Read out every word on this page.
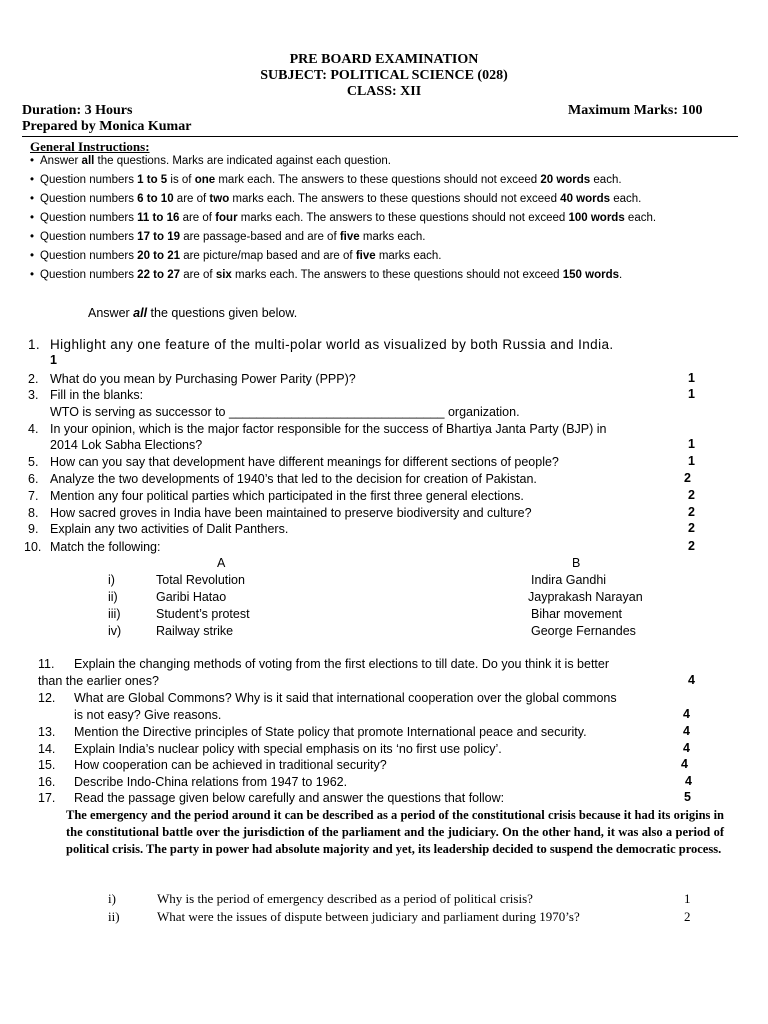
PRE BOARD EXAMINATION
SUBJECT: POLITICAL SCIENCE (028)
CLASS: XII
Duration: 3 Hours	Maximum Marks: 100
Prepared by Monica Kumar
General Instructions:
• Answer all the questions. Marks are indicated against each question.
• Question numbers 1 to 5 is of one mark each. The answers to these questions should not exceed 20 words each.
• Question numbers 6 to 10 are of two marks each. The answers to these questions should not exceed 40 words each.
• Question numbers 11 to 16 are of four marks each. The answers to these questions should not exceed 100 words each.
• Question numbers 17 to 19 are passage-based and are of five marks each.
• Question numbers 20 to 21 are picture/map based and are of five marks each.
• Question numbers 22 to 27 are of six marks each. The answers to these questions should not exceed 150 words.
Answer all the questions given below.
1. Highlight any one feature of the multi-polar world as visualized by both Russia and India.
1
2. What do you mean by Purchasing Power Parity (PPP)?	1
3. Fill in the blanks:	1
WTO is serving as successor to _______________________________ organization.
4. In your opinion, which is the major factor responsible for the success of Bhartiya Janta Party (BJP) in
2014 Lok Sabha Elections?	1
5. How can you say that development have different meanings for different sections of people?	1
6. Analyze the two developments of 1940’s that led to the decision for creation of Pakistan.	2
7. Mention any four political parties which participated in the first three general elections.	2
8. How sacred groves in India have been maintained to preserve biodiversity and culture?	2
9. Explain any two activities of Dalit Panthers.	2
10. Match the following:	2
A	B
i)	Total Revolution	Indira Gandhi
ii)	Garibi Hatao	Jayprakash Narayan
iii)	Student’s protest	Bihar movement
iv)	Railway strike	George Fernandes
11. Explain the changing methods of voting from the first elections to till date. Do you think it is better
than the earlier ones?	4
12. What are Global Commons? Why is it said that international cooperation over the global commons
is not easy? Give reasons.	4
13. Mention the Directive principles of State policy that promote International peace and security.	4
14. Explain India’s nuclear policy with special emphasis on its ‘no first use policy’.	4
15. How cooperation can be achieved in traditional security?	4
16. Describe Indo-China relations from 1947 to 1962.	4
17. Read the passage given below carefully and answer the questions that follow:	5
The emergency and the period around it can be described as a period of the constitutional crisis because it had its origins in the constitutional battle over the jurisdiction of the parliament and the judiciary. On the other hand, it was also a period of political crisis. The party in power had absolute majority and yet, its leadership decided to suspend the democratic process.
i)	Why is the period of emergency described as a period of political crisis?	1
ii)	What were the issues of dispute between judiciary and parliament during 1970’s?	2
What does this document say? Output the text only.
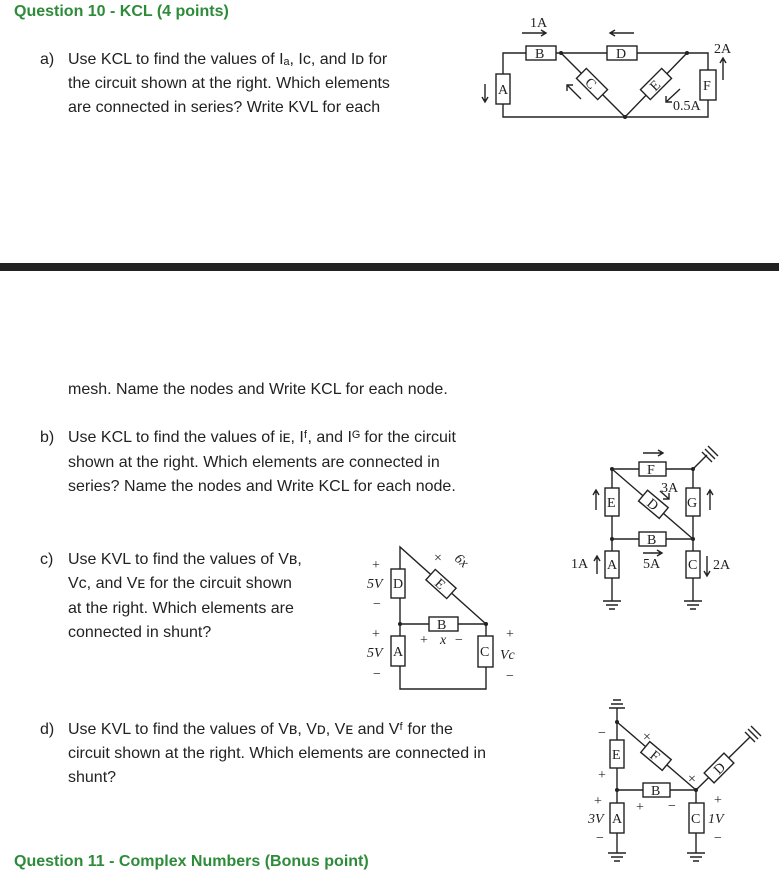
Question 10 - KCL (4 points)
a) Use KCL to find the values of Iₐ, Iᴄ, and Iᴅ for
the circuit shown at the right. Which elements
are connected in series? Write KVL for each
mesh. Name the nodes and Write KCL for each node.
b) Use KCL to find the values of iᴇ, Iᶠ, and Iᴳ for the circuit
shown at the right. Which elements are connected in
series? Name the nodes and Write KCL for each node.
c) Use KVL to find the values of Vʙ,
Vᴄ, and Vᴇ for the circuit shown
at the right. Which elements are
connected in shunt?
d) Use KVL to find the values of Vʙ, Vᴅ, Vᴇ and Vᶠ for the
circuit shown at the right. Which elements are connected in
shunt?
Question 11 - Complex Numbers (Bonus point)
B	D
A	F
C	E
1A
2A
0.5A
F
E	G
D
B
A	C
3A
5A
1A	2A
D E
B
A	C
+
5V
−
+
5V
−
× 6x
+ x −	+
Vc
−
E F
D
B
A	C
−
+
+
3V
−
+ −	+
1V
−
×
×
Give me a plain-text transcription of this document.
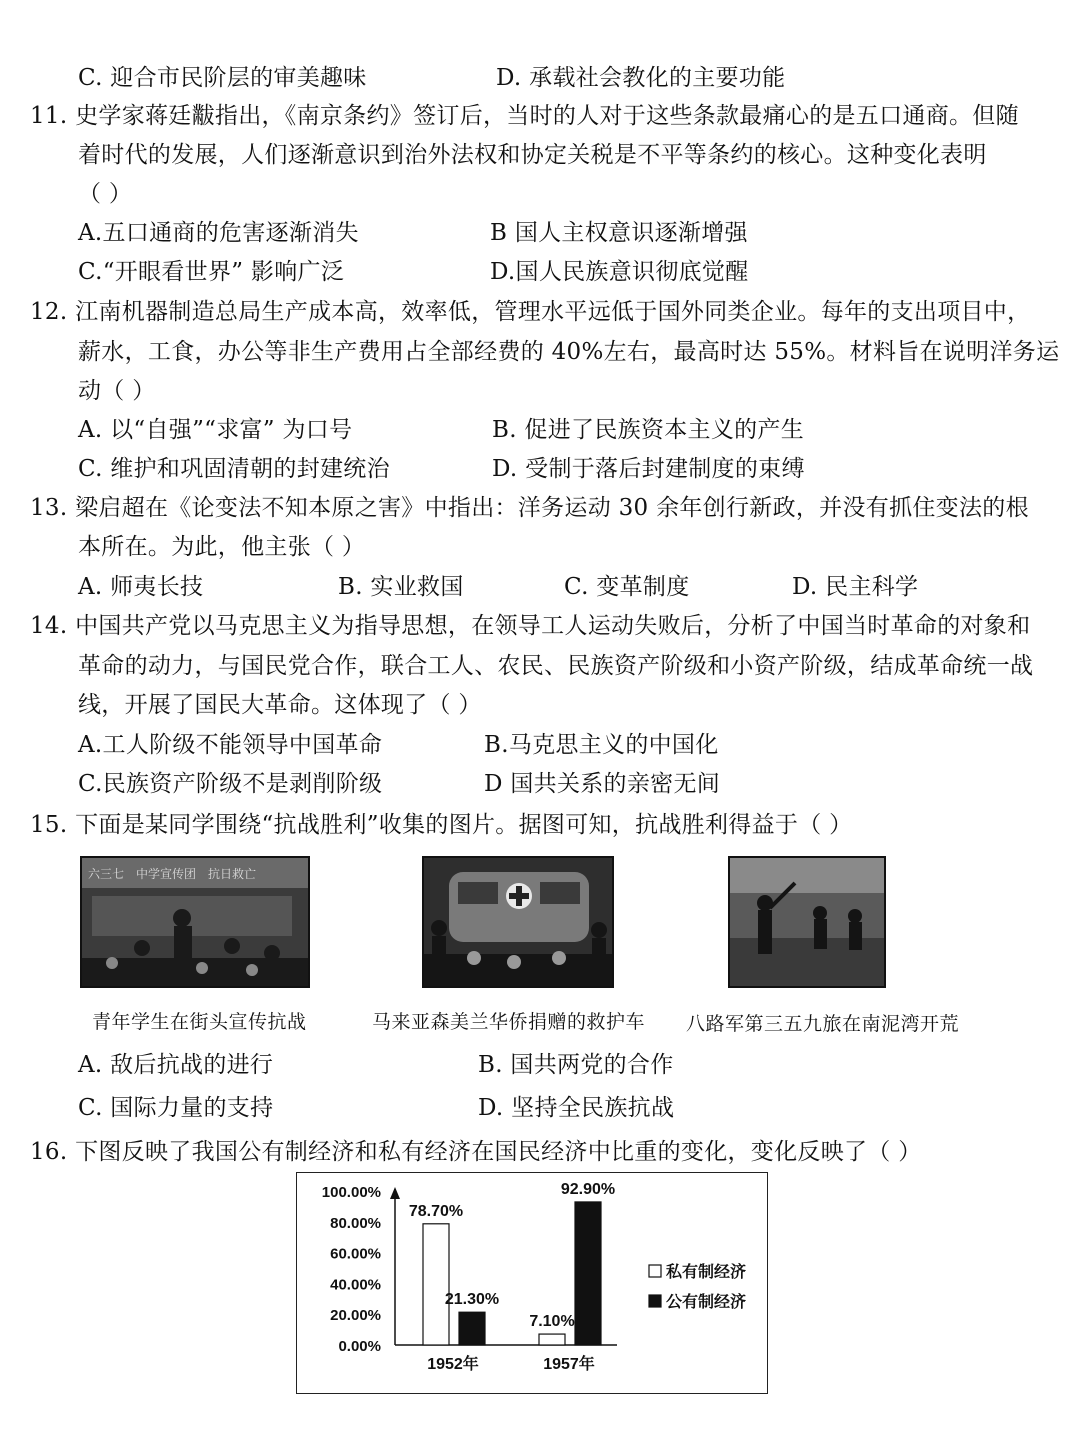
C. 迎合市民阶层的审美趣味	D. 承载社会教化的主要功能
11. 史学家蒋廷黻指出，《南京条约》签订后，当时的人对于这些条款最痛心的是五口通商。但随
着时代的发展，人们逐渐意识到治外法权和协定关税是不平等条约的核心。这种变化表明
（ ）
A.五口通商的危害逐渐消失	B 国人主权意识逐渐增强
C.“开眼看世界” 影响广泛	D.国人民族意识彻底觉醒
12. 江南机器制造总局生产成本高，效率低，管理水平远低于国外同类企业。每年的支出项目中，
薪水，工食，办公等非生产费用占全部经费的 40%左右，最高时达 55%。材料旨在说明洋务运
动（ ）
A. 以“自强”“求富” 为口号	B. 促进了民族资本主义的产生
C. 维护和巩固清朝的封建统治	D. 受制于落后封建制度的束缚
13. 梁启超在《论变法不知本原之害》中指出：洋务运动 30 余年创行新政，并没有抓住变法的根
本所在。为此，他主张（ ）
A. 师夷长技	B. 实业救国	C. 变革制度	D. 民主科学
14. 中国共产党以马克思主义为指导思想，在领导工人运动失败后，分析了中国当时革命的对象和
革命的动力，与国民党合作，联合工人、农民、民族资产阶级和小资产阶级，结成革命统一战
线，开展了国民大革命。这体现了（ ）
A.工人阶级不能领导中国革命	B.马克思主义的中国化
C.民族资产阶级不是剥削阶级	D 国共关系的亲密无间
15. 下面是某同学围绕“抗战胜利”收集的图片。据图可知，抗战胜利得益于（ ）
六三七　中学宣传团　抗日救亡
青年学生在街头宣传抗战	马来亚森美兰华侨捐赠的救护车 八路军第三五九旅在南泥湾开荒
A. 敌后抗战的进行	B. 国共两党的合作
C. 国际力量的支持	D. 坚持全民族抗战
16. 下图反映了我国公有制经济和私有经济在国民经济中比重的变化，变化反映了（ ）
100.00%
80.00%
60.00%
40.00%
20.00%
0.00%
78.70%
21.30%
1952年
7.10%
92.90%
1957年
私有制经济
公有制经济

+-------+

§ **Required work**: Leave out the pictures and reproduce the rest of the listing exactly.

§ **Reply**:
Read out every word on this page.
PRE BOARD EXAMINATION
SUBJECT: POLITICAL SCIENCE (028)
CLASS: XII
Duration: 3 Hours	Maximum Marks: 100
Prepared by Monica Kumar
General Instructions:
• Answer all the questions. Marks are indicated against each question.
• Question numbers 1 to 5 is of one mark each. The answers to these questions should not exceed 20 words each.
• Question numbers 6 to 10 are of two marks each. The answers to these questions should not exceed 40 words each.
• Question numbers 11 to 16 are of four marks each. The answers to these questions should not exceed 100 words each.
• Question numbers 17 to 19 are passage-based and are of five marks each.
• Question numbers 20 to 21 are picture/map based and are of five marks each.
• Question numbers 22 to 27 are of six marks each. The answers to these questions should not exceed 150 words.
Answer all the questions given below.
1. Highlight any one feature of the multi-polar world as visualized by both Russia and India.
1
2. What do you mean by Purchasing Power Parity (PPP)?	1
3. Fill in the blanks:	1
WTO is serving as successor to _______________________________ organization.
4. In your opinion, which is the major factor responsible for the success of Bhartiya Janta Party (BJP) in
2014 Lok Sabha Elections?	1
5. How can you say that development have different meanings for different sections of people?	1
6. Analyze the two developments of 1940’s that led to the decision for creation of Pakistan.	2
7. Mention any four political parties which participated in the first three general elections.	2
8. How sacred groves in India have been maintained to preserve biodiversity and culture?	2
9. Explain any two activities of Dalit Panthers.	2
10. Match the following:	2
A	B
i)	Total Revolution	Indira Gandhi
ii)	Garibi Hatao	Jayprakash Narayan
iii)	Student’s protest	Bihar movement
iv)	Railway strike	George Fernandes
11. Explain the changing methods of voting from the first elections to till date. Do you think it is better
than the earlier ones?	4
12. What are Global Commons? Why is it said that international cooperation over the global commons
is not easy? Give reasons.	4
13. Mention the Directive principles of State policy that promote International peace and security.	4
14. Explain India’s nuclear policy with special emphasis on its ‘no first use policy’.	4
15. How cooperation can be achieved in traditional security?	4
16. Describe Indo-China relations from 1947 to 1962.	4
17. Read the passage given below carefully and answer the questions that follow:	5
The emergency and the period around it can be described as a period of the constitutional crisis because it had its origins in the constitutional battle over the jurisdiction of the parliament and the judiciary. On the other hand, it was also a period of political crisis. The party in power had absolute majority and yet, its leadership decided to suspend the democratic process.
i)	Why is the period of emergency described as a period of political crisis?	1
ii)	What were the issues of dispute between judiciary and parliament during 1970’s?	2
What does this document say? Output the text only.
Question 10 - KCL (4 points)
a) Use KCL to find the values of Iₐ, Iᴄ, and Iᴅ for
the circuit shown at the right. Which elements
are connected in series? Write KVL for each
mesh. Name the nodes and Write KCL for each node.
b) Use KCL to find the values of iᴇ, Iᶠ, and Iᴳ for the circuit
shown at the right. Which elements are connected in
series? Name the nodes and Write KCL for each node.
c) Use KVL to find the values of Vʙ,
Vᴄ, and Vᴇ for the circuit shown
at the right. Which elements are
connected in shunt?
d) Use KVL to find the values of Vʙ, Vᴅ, Vᴇ and Vᶠ for the
circuit shown at the right. Which elements are connected in
shunt?
Question 11 - Complex Numbers (Bonus point)
B	D
A	F
C	E
1A
2A
0.5A
F
E	G
D
B
A	C
3A
5A
1A	2A
D E
B
A	C
+
5V
−
+
5V
−
× 6x
+ x −	+
Vc
−
E F
D
B
A	C
−
+
+
3V
−
+ −	+
1V
−
×
×
Give me a plain-text transcription of this document.
C. 迎合市民阶层的审美趣味	D. 承载社会教化的主要功能
11. 史学家蒋廷黻指出，《南京条约》签订后，当时的人对于这些条款最痛心的是五口通商。但随
着时代的发展，人们逐渐意识到治外法权和协定关税是不平等条约的核心。这种变化表明
（ ）
A.五口通商的危害逐渐消失	B 国人主权意识逐渐增强
C.“开眼看世界” 影响广泛	D.国人民族意识彻底觉醒
12. 江南机器制造总局生产成本高，效率低，管理水平远低于国外同类企业。每年的支出项目中，
薪水，工食，办公等非生产费用占全部经费的 40%左右，最高时达 55%。材料旨在说明洋务运
动（ ）
A. 以“自强”“求富” 为口号	B. 促进了民族资本主义的产生
C. 维护和巩固清朝的封建统治	D. 受制于落后封建制度的束缚
13. 梁启超在《论变法不知本原之害》中指出：洋务运动 30 余年创行新政，并没有抓住变法的根
本所在。为此，他主张（ ）
A. 师夷长技	B. 实业救国	C. 变革制度	D. 民主科学
14. 中国共产党以马克思主义为指导思想，在领导工人运动失败后，分析了中国当时革命的对象和
革命的动力，与国民党合作，联合工人、农民、民族资产阶级和小资产阶级，结成革命统一战
线，开展了国民大革命。这体现了（ ）
A.工人阶级不能领导中国革命	B.马克思主义的中国化
C.民族资产阶级不是剥削阶级	D 国共关系的亲密无间
15. 下面是某同学围绕“抗战胜利”收集的图片。据图可知，抗战胜利得益于（ ）
六三七　中学宣传团　抗日救亡
青年学生在街头宣传抗战	马来亚森美兰华侨捐赠的救护车 八路军第三五九旅在南泥湾开荒
A. 敌后抗战的进行	B. 国共两党的合作
C. 国际力量的支持	D. 坚持全民族抗战
16. 下图反映了我国公有制经济和私有经济在国民经济中比重的变化，变化反映了（ ）
100.00%
80.00%
60.00%
40.00%
20.00%
0.00%
78.70%
21.30%
1952年
7.10%
92.90%
1957年
私有制经济
公有制经济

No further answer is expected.